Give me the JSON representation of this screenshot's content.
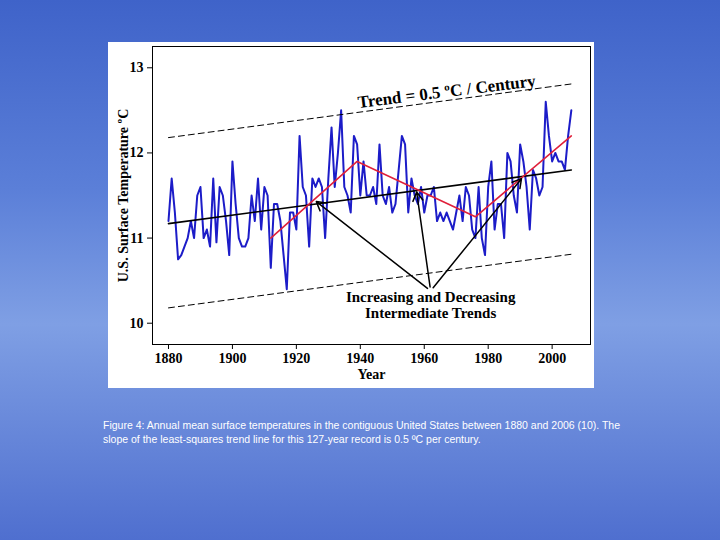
{
  "chart_data": {
    "type": "line",
    "x_label": "Year",
    "y_label": "U.S. Surface Temperature ºC",
    "caption": "Figure 4: Annual mean surface temperatures in the contiguous United States between 1880 and 2006 (10). The slope of the least-squares trend line for this 127-year record is 0.5 ºC per century.",
    "x": [
      1880,
      1881,
      1882,
      1883,
      1884,
      1885,
      1886,
      1887,
      1888,
      1889,
      1890,
      1891,
      1892,
      1893,
      1894,
      1895,
      1896,
      1897,
      1898,
      1899,
      1900,
      1901,
      1902,
      1903,
      1904,
      1905,
      1906,
      1907,
      1908,
      1909,
      1910,
      1911,
      1912,
      1913,
      1914,
      1915,
      1916,
      1917,
      1918,
      1919,
      1920,
      1921,
      1922,
      1923,
      1924,
      1925,
      1926,
      1927,
      1928,
      1929,
      1930,
      1931,
      1932,
      1933,
      1934,
      1935,
      1936,
      1937,
      1938,
      1939,
      1940,
      1941,
      1942,
      1943,
      1944,
      1945,
      1946,
      1947,
      1948,
      1949,
      1950,
      1951,
      1952,
      1953,
      1954,
      1955,
      1956,
      1957,
      1958,
      1959,
      1960,
      1961,
      1962,
      1963,
      1964,
      1965,
      1966,
      1967,
      1968,
      1969,
      1970,
      1971,
      1972,
      1973,
      1974,
      1975,
      1976,
      1977,
      1978,
      1979,
      1980,
      1981,
      1982,
      1983,
      1984,
      1985,
      1986,
      1987,
      1988,
      1989,
      1990,
      1991,
      1992,
      1993,
      1994,
      1995,
      1996,
      1997,
      1998,
      1999,
      2000,
      2001,
      2002,
      2003,
      2004,
      2005,
      2006
    ],
    "series": [
      {
        "color": "#1c1cc8",
        "line_style": "solid",
        "values": [
          11.2,
          11.7,
          11.3,
          10.75,
          10.8,
          10.9,
          11.0,
          11.2,
          11.0,
          11.5,
          11.6,
          11.0,
          11.1,
          10.9,
          11.7,
          10.95,
          11.6,
          11.5,
          11.2,
          10.8,
          11.9,
          11.4,
          11.0,
          10.9,
          10.9,
          11.0,
          11.5,
          11.2,
          11.7,
          11.1,
          11.6,
          11.5,
          10.65,
          11.4,
          11.4,
          11.2,
          10.8,
          10.4,
          11.3,
          11.3,
          11.1,
          12.2,
          11.6,
          11.5,
          10.9,
          11.7,
          11.6,
          11.7,
          11.6,
          11.0,
          11.7,
          12.3,
          11.6,
          12.0,
          12.5,
          11.6,
          11.5,
          11.3,
          12.2,
          12.1,
          11.5,
          11.9,
          11.5,
          11.5,
          11.6,
          11.4,
          12.1,
          11.5,
          11.4,
          11.6,
          11.3,
          11.4,
          11.8,
          12.2,
          12.1,
          11.3,
          11.7,
          11.5,
          11.4,
          11.6,
          11.3,
          11.5,
          11.5,
          11.6,
          11.2,
          11.3,
          11.2,
          11.3,
          11.2,
          11.1,
          11.3,
          11.5,
          11.2,
          11.6,
          11.5,
          11.1,
          11.0,
          11.6,
          11.0,
          10.8,
          11.6,
          11.9,
          11.1,
          11.4,
          11.4,
          11.0,
          12.0,
          11.9,
          11.5,
          11.3,
          12.1,
          11.9,
          11.6,
          11.1,
          11.8,
          11.7,
          11.5,
          11.6,
          12.6,
          12.2,
          11.9,
          12.0,
          11.9,
          11.9,
          11.8,
          12.2,
          12.5
        ]
      },
      {
        "color": "#000000",
        "line_style": "solid",
        "x": [
          1880,
          2006
        ],
        "values": [
          11.17,
          11.8
        ]
      },
      {
        "color": "#000000",
        "line_style": "dashed",
        "x": [
          1880,
          2006
        ],
        "values": [
          12.18,
          12.81
        ]
      },
      {
        "color": "#000000",
        "line_style": "dashed",
        "x": [
          1880,
          2006
        ],
        "values": [
          10.18,
          10.81
        ]
      },
      {
        "color": "#e0203a",
        "line_style": "solid",
        "x": [
          1912,
          1939,
          1976,
          2006
        ],
        "values": [
          11.0,
          11.9,
          11.25,
          12.2
        ]
      }
    ],
    "annotations": [
      {
        "text": [
          "Trend = 0.5 ºC / Century"
        ],
        "x": 1967,
        "y": 12.72
      },
      {
        "text": [
          "Increasing and Decreasing",
          "Intermediate Trends"
        ],
        "x": 1962,
        "y": 10.38,
        "arrows": true
      }
    ],
    "xlim": [
      1875,
      2012
    ],
    "ylim": [
      9.75,
      13.25
    ],
    "xticks": [
      1880,
      1900,
      1920,
      1940,
      1960,
      1980,
      2000
    ],
    "yticks": [
      10,
      11,
      12,
      13
    ],
    "grid": false
  }
}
※ ※ ※
**EXERCISE:**
Transcribe every entry above exactly. Omit all pictures.

**ANSWER TO THE PROBLEM:**
Give me the JSON representation of this screenshot's content.
{
  "chart_data": {
    "type": "line",
    "x_label": "Year",
    "y_label": "U.S. Surface Temperature ºC",
    "caption": "Figure 4: Annual mean surface temperatures in the contiguous United States between 1880 and 2006 (10). The slope of the least-squares trend line for this 127-year record is 0.5 ºC per century.",
    "x": [
      1880,
      1881,
      1882,
      1883,
      1884,
      1885,
      1886,
      1887,
      1888,
      1889,
      1890,
      1891,
      1892,
      1893,
      1894,
      1895,
      1896,
      1897,
      1898,
      1899,
      1900,
      1901,
      1902,
      1903,
      1904,
      1905,
      1906,
      1907,
      1908,
      1909,
      1910,
      1911,
      1912,
      1913,
      1914,
      1915,
      1916,
      1917,
      1918,
      1919,
      1920,
      1921,
      1922,
      1923,
      1924,
      1925,
      1926,
      1927,
      1928,
      1929,
      1930,
      1931,
      1932,
      1933,
      1934,
      1935,
      1936,
      1937,
      1938,
      1939,
      1940,
      1941,
      1942,
      1943,
      1944,
      1945,
      1946,
      1947,
      1948,
      1949,
      1950,
      1951,
      1952,
      1953,
      1954,
      1955,
      1956,
      1957,
      1958,
      1959,
      1960,
      1961,
      1962,
      1963,
      1964,
      1965,
      1966,
      1967,
      1968,
      1969,
      1970,
      1971,
      1972,
      1973,
      1974,
      1975,
      1976,
      1977,
      1978,
      1979,
      1980,
      1981,
      1982,
      1983,
      1984,
      1985,
      1986,
      1987,
      1988,
      1989,
      1990,
      1991,
      1992,
      1993,
      1994,
      1995,
      1996,
      1997,
      1998,
      1999,
      2000,
      2001,
      2002,
      2003,
      2004,
      2005,
      2006
    ],
    "series": [
      {
        "color": "#1c1cc8",
        "line_style": "solid",
        "values": [
          11.2,
          11.7,
          11.3,
          10.75,
          10.8,
          10.9,
          11.0,
          11.2,
          11.0,
          11.5,
          11.6,
          11.0,
          11.1,
          10.9,
          11.7,
          10.95,
          11.6,
          11.5,
          11.2,
          10.8,
          11.9,
          11.4,
          11.0,
          10.9,
          10.9,
          11.0,
          11.5,
          11.2,
          11.7,
          11.1,
          11.6,
          11.5,
          10.65,
          11.4,
          11.4,
          11.2,
          10.8,
          10.4,
          11.3,
          11.3,
          11.1,
          12.2,
          11.6,
          11.5,
          10.9,
          11.7,
          11.6,
          11.7,
          11.6,
          11.0,
          11.7,
          12.3,
          11.6,
          12.0,
          12.5,
          11.6,
          11.5,
          11.3,
          12.2,
          12.1,
          11.5,
          11.9,
          11.5,
          11.5,
          11.6,
          11.4,
          12.1,
          11.5,
          11.4,
          11.6,
          11.3,
          11.4,
          11.8,
          12.2,
          12.1,
          11.3,
          11.7,
          11.5,
          11.4,
          11.6,
          11.3,
          11.5,
          11.5,
          11.6,
          11.2,
          11.3,
          11.2,
          11.3,
          11.2,
          11.1,
          11.3,
          11.5,
          11.2,
          11.6,
          11.5,
          11.1,
          11.0,
          11.6,
          11.0,
          10.8,
          11.6,
          11.9,
          11.1,
          11.4,
          11.4,
          11.0,
          12.0,
          11.9,
          11.5,
          11.3,
          12.1,
          11.9,
          11.6,
          11.1,
          11.8,
          11.7,
          11.5,
          11.6,
          12.6,
          12.2,
          11.9,
          12.0,
          11.9,
          11.9,
          11.8,
          12.2,
          12.5
        ]
      },
      {
        "color": "#000000",
        "line_style": "solid",
        "x": [
          1880,
          2006
        ],
        "values": [
          11.17,
          11.8
        ]
      },
      {
        "color": "#000000",
        "line_style": "dashed",
        "x": [
          1880,
          2006
        ],
        "values": [
          12.18,
          12.81
        ]
      },
      {
        "color": "#000000",
        "line_style": "dashed",
        "x": [
          1880,
          2006
        ],
        "values": [
          10.18,
          10.81
        ]
      },
      {
        "color": "#e0203a",
        "line_style": "solid",
        "x": [
          1912,
          1939,
          1976,
          2006
        ],
        "values": [
          11.0,
          11.9,
          11.25,
          12.2
        ]
      }
    ],
    "annotations": [
      {
        "text": [
          "Trend = 0.5 ºC / Century"
        ],
        "x": 1967,
        "y": 12.72
      },
      {
        "text": [
          "Increasing and Decreasing",
          "Intermediate Trends"
        ],
        "x": 1962,
        "y": 10.38,
        "arrows": true
      }
    ],
    "xlim": [
      1875,
      2012
    ],
    "ylim": [
      9.75,
      13.25
    ],
    "xticks": [
      1880,
      1900,
      1920,
      1940,
      1960,
      1980,
      2000
    ],
    "yticks": [
      10,
      11,
      12,
      13
    ],
    "grid": false
  }
}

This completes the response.